» Your goal
Set down the data below without change, skipping the pictures it holds.

» Excerpted records
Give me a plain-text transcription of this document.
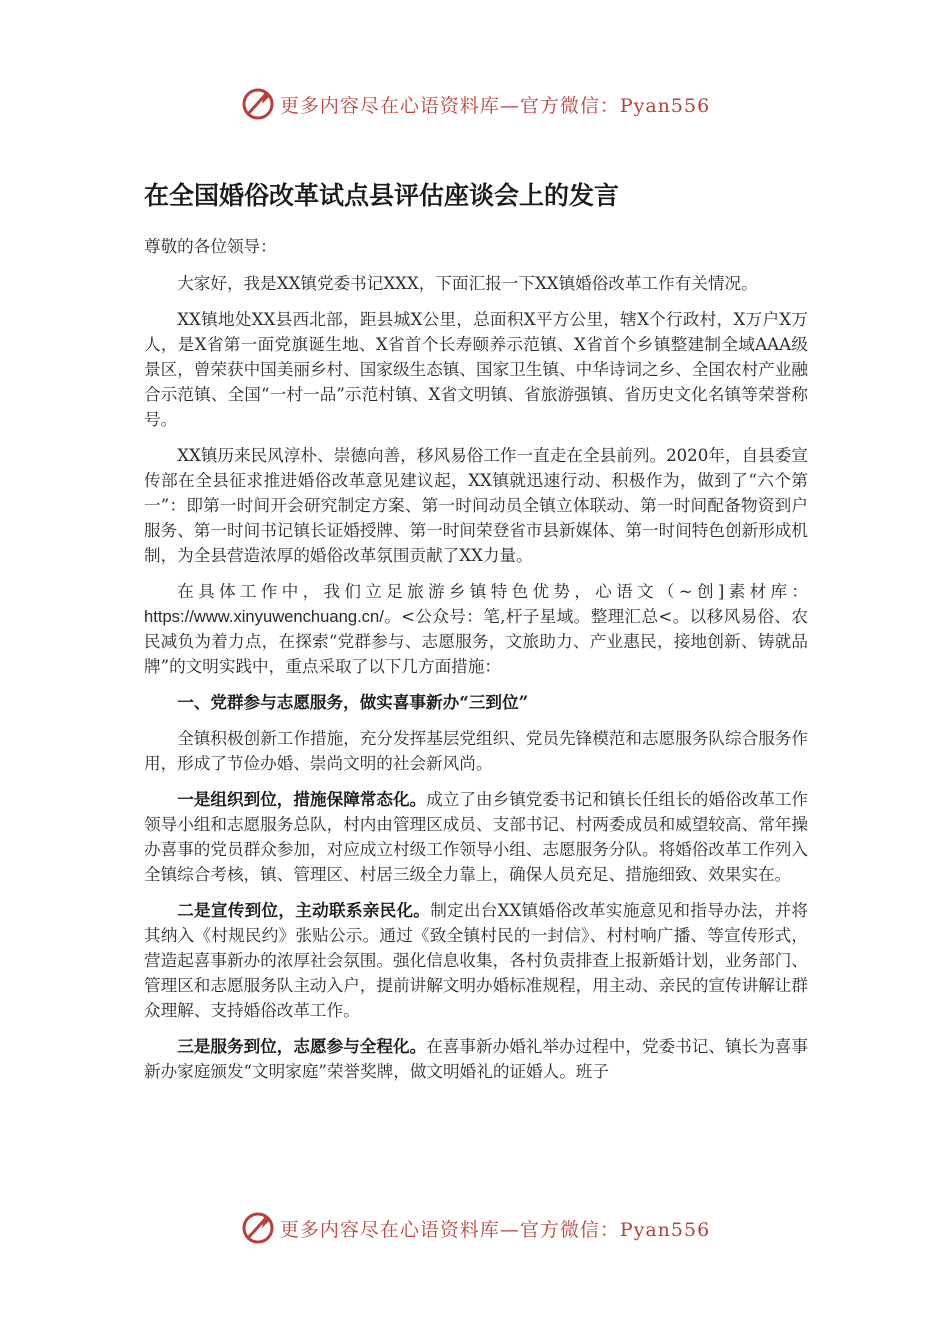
更多内容尽在心语资料库—官方微信：Pyan556
在全国婚俗改革试点县评估座谈会上的发言

尊敬的各位领导：

大家好，我是XX镇党委书记XXX，下面汇报一下XX镇婚俗改革工作有关情况。

XX镇地处XX县西北部，距县城X公里，总面积X平方公里，辖X个行政村，X万户X万人，是X省第一面党旗诞生地、X省首个长寿颐养示范镇、X省首个乡镇整建制全域AAA级景区，曾荣获中国美丽乡村、国家级生态镇、国家卫生镇、中华诗词之乡、全国农村产业融合示范镇、全国“一村一品”示范村镇、X省文明镇、省旅游强镇、省历史文化名镇等荣誉称号。

XX镇历来民风淳朴、崇德向善，移风易俗工作一直走在全县前列。2020年，自县委宣传部在全县征求推进婚俗改革意见建议起，XX镇就迅速行动、积极作为，做到了“六个第一”：即第一时间开会研究制定方案、第一时间动员全镇立体联动、第一时间配备物资到户服务、第一时间书记镇长证婚授牌、第一时间荣登省市县新媒体、第一时间特色创新形成机制，为全县营造浓厚的婚俗改革氛围贡献了XX力量。

在具体工作中，我们立足旅游乡镇特色优势，心语文（~创]素材库：https://www.xinyuwenchuang.cn/。<公众号：笔,杆子星域。整理汇总<。以移风易俗、农民减负为着力点，在探索“党群参与、志愿服务，文旅助力、产业惠民，接地创新、铸就品牌”的文明实践中，重点采取了以下几方面措施：

一、党群参与志愿服务，做实喜事新办“三到位”

全镇积极创新工作措施，充分发挥基层党组织、党员先锋模范和志愿服务队综合服务作用，形成了节俭办婚、崇尚文明的社会新风尚。

一是组织到位，措施保障常态化。成立了由乡镇党委书记和镇长任组长的婚俗改革工作领导小组和志愿服务总队，村内由管理区成员、支部书记、村两委成员和威望较高、常年操办喜事的党员群众参加，对应成立村级工作领导小组、志愿服务分队。将婚俗改革工作列入全镇综合考核，镇、管理区、村居三级全力靠上，确保人员充足、措施细致、效果实在。

二是宣传到位，主动联系亲民化。制定出台XX镇婚俗改革实施意见和指导办法，并将其纳入《村规民约》张贴公示。通过《致全镇村民的一封信》、村村响广播、等宣传形式，营造起喜事新办的浓厚社会氛围。强化信息收集，各村负责排查上报新婚计划，业务部门、管理区和志愿服务队主动入户，提前讲解文明办婚标准规程，用主动、亲民的宣传讲解让群众理解、支持婚俗改革工作。

三是服务到位，志愿参与全程化。在喜事新办婚礼举办过程中，党委书记、镇长为喜事新办家庭颁发“文明家庭”荣誉奖牌，做文明婚礼的证婚人。班子

更多内容尽在心语资料库—官方微信：Pyan556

» The response
Give me a plain-text transcription of this document.
更多内容尽在心语资料库—官方微信：Pyan556
在全国婚俗改革试点县评估座谈会上的发言

尊敬的各位领导：

大家好，我是XX镇党委书记XXX，下面汇报一下XX镇婚俗改革工作有关情况。

XX镇地处XX县西北部，距县城X公里，总面积X平方公里，辖X个行政村，X万户X万人，是X省第一面党旗诞生地、X省首个长寿颐养示范镇、X省首个乡镇整建制全域AAA级景区，曾荣获中国美丽乡村、国家级生态镇、国家卫生镇、中华诗词之乡、全国农村产业融合示范镇、全国“一村一品”示范村镇、X省文明镇、省旅游强镇、省历史文化名镇等荣誉称号。

XX镇历来民风淳朴、崇德向善，移风易俗工作一直走在全县前列。2020年，自县委宣传部在全县征求推进婚俗改革意见建议起，XX镇就迅速行动、积极作为，做到了“六个第一”：即第一时间开会研究制定方案、第一时间动员全镇立体联动、第一时间配备物资到户服务、第一时间书记镇长证婚授牌、第一时间荣登省市县新媒体、第一时间特色创新形成机制，为全县营造浓厚的婚俗改革氛围贡献了XX力量。

在具体工作中，我们立足旅游乡镇特色优势，心语文（~创]素材库：https://www.xinyuwenchuang.cn/。<公众号：笔,杆子星域。整理汇总<。以移风易俗、农民减负为着力点，在探索“党群参与、志愿服务，文旅助力、产业惠民，接地创新、铸就品牌”的文明实践中，重点采取了以下几方面措施：

一、党群参与志愿服务，做实喜事新办“三到位”

全镇积极创新工作措施，充分发挥基层党组织、党员先锋模范和志愿服务队综合服务作用，形成了节俭办婚、崇尚文明的社会新风尚。

一是组织到位，措施保障常态化。成立了由乡镇党委书记和镇长任组长的婚俗改革工作领导小组和志愿服务总队，村内由管理区成员、支部书记、村两委成员和威望较高、常年操办喜事的党员群众参加，对应成立村级工作领导小组、志愿服务分队。将婚俗改革工作列入全镇综合考核，镇、管理区、村居三级全力靠上，确保人员充足、措施细致、效果实在。

二是宣传到位，主动联系亲民化。制定出台XX镇婚俗改革实施意见和指导办法，并将其纳入《村规民约》张贴公示。通过《致全镇村民的一封信》、村村响广播、等宣传形式，营造起喜事新办的浓厚社会氛围。强化信息收集，各村负责排查上报新婚计划，业务部门、管理区和志愿服务队主动入户，提前讲解文明办婚标准规程，用主动、亲民的宣传讲解让群众理解、支持婚俗改革工作。

三是服务到位，志愿参与全程化。在喜事新办婚礼举办过程中，党委书记、镇长为喜事新办家庭颁发“文明家庭”荣誉奖牌，做文明婚礼的证婚人。班子

更多内容尽在心语资料库—官方微信：Pyan556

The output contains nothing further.